[Start EXERCISE INPUT]

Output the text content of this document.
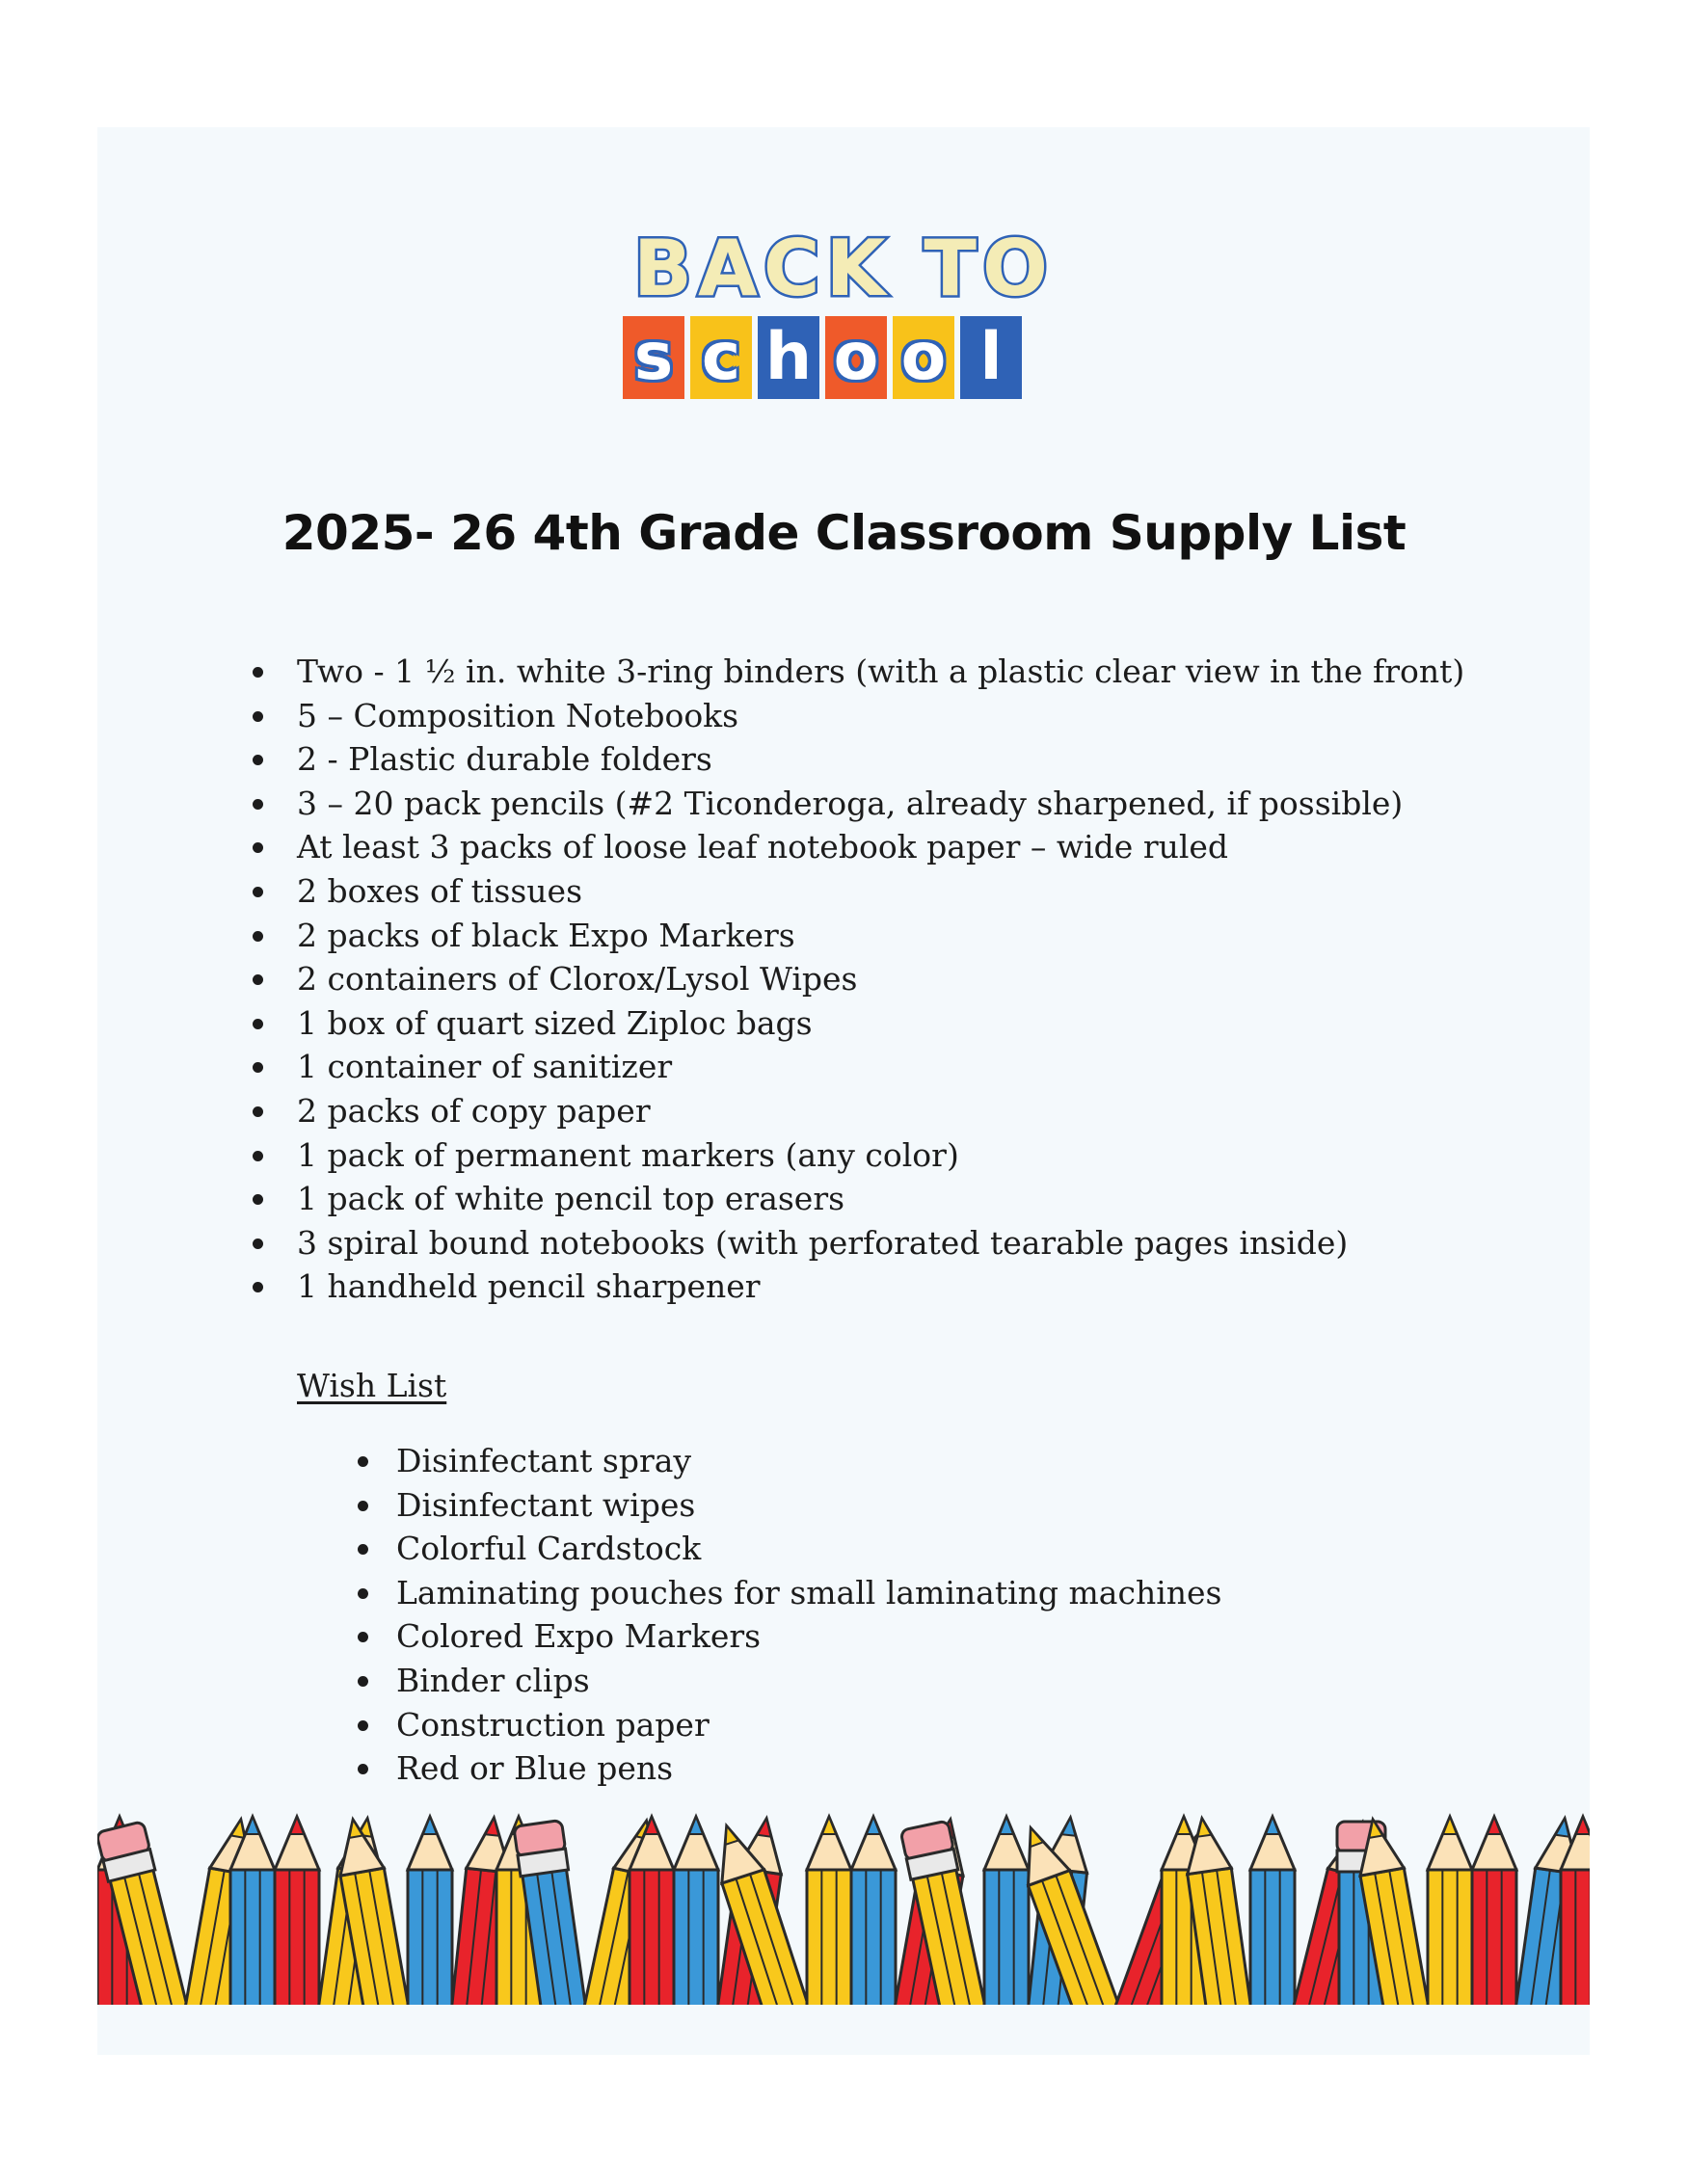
BACK TO
s c h o o l
2025- 26 4th Grade Classroom Supply List
Two - 1 ½ in. white 3-ring binders (with a plastic clear view in the front)
5 – Composition Notebooks
2 - Plastic durable folders
3 – 20 pack pencils (#2 Ticonderoga, already sharpened, if possible)
At least 3 packs of loose leaf notebook paper – wide ruled
2 boxes of tissues
2 packs of black Expo Markers
2 containers of Clorox/Lysol Wipes
1 box of quart sized Ziploc bags
1 container of sanitizer
2 packs of copy paper
1 pack of permanent markers (any color)
1 pack of white pencil top erasers
3 spiral bound notebooks (with perforated tearable pages inside)
1 handheld pencil sharpener
Wish List
Disinfectant spray
Disinfectant wipes
Colorful Cardstock
Laminating pouches for small laminating machines
Colored Expo Markers
Binder clips
Construction paper
Red or Blue pens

[End EXERCISE INPUT]

SHORT EXERCISE: All of the data above should be quoted exactly, except for the pictures.

SOLUTION TO THIS TASK:
Output the text content of this document.
BACK TO
s c h o o l
2025- 26 4th Grade Classroom Supply List
Two - 1 ½ in. white 3-ring binders (with a plastic clear view in the front)
5 – Composition Notebooks
2 - Plastic durable folders
3 – 20 pack pencils (#2 Ticonderoga, already sharpened, if possible)
At least 3 packs of loose leaf notebook paper – wide ruled
2 boxes of tissues
2 packs of black Expo Markers
2 containers of Clorox/Lysol Wipes
1 box of quart sized Ziploc bags
1 container of sanitizer
2 packs of copy paper
1 pack of permanent markers (any color)
1 pack of white pencil top erasers
3 spiral bound notebooks (with perforated tearable pages inside)
1 handheld pencil sharpener
Wish List
Disinfectant spray
Disinfectant wipes
Colorful Cardstock
Laminating pouches for small laminating machines
Colored Expo Markers
Binder clips
Construction paper
Red or Blue pens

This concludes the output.